* Problem to solve
Select every line holding the word "name" and copy it.

____ Supplied information

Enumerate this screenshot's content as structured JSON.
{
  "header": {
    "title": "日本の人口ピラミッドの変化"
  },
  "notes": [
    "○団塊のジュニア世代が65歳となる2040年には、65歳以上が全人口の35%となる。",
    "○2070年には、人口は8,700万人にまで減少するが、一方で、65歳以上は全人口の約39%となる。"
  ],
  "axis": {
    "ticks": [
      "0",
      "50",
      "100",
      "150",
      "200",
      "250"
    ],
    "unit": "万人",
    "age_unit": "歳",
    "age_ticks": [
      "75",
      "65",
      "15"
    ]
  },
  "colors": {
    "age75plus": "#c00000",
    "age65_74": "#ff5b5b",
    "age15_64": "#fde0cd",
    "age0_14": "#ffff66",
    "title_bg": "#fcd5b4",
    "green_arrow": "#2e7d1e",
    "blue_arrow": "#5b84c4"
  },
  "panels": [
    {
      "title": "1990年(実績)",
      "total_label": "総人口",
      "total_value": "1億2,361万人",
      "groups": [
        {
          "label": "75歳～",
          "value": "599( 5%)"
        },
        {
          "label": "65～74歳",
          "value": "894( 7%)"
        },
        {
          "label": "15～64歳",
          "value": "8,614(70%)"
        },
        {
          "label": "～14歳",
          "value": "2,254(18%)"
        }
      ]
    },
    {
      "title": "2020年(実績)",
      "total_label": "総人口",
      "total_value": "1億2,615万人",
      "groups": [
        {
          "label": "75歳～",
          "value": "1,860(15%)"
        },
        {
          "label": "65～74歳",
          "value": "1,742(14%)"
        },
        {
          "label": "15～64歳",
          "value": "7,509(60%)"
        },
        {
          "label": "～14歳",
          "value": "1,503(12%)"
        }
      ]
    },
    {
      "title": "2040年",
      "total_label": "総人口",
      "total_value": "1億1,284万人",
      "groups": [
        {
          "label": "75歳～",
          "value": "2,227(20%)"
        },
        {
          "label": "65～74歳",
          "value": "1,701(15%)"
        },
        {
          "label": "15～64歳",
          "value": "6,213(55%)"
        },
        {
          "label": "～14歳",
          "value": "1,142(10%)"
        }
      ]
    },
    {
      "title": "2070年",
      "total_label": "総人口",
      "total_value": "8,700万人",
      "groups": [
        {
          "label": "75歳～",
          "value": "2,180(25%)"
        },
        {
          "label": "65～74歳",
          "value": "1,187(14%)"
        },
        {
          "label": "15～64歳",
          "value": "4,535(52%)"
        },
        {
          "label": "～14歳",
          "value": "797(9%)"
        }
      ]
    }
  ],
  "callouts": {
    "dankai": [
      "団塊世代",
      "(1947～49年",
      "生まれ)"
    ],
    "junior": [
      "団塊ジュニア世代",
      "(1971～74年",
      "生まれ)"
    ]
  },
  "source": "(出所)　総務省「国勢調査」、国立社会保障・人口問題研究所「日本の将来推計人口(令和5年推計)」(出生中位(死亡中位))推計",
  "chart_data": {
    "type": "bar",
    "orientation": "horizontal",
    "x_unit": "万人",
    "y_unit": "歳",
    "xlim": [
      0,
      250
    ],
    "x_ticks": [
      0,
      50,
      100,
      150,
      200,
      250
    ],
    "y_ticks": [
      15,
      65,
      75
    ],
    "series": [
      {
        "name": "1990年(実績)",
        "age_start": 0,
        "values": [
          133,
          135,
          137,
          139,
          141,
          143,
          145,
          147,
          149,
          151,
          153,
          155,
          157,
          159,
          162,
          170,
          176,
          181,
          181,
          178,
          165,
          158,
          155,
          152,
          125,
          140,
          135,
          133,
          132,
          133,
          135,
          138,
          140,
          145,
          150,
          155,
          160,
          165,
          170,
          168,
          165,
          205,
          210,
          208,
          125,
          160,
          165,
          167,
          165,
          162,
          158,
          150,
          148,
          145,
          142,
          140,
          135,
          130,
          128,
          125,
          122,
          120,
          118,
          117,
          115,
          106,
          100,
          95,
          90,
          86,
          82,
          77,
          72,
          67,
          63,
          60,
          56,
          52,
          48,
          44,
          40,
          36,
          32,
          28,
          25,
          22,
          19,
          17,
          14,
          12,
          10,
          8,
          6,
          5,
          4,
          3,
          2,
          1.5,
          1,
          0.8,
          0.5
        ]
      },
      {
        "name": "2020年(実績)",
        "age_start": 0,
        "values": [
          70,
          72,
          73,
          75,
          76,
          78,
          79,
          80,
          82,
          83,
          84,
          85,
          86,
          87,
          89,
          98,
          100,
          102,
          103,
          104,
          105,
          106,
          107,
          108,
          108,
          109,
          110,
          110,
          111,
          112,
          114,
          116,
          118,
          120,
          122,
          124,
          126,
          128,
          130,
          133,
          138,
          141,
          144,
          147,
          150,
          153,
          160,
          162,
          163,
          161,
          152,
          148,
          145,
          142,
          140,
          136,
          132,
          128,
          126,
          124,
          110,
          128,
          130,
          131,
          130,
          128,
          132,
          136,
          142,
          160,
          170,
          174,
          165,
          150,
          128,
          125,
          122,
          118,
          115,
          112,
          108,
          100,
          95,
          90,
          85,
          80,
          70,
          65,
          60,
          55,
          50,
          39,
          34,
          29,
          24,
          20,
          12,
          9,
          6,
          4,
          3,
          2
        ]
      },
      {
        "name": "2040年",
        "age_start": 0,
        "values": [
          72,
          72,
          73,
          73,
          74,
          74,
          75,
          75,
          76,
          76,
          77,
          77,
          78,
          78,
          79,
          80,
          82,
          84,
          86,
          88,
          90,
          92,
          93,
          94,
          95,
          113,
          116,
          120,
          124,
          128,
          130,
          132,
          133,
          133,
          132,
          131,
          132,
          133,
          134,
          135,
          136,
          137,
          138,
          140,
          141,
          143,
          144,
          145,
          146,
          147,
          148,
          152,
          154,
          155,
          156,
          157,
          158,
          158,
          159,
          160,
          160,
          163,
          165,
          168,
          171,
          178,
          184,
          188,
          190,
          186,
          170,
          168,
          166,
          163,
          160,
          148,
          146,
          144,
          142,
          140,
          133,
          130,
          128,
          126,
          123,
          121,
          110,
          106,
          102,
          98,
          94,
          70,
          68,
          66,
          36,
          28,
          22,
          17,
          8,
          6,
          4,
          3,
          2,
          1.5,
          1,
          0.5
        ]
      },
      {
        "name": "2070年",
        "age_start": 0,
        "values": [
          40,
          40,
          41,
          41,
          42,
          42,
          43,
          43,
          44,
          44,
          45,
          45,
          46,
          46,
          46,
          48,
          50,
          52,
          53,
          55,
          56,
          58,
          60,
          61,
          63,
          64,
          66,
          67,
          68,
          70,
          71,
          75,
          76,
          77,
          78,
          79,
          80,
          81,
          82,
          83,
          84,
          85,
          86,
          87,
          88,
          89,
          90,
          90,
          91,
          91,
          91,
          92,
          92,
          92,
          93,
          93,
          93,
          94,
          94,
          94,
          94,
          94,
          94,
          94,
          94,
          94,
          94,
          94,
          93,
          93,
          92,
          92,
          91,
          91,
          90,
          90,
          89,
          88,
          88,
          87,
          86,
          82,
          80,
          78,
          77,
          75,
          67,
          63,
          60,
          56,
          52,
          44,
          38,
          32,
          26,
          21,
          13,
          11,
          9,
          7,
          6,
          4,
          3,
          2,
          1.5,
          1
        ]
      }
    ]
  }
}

________

* Response to this task
        "name": "1990年(実績)",
        "name": "2020年(実績)",
        "name": "2040年",
        "name": "2070年",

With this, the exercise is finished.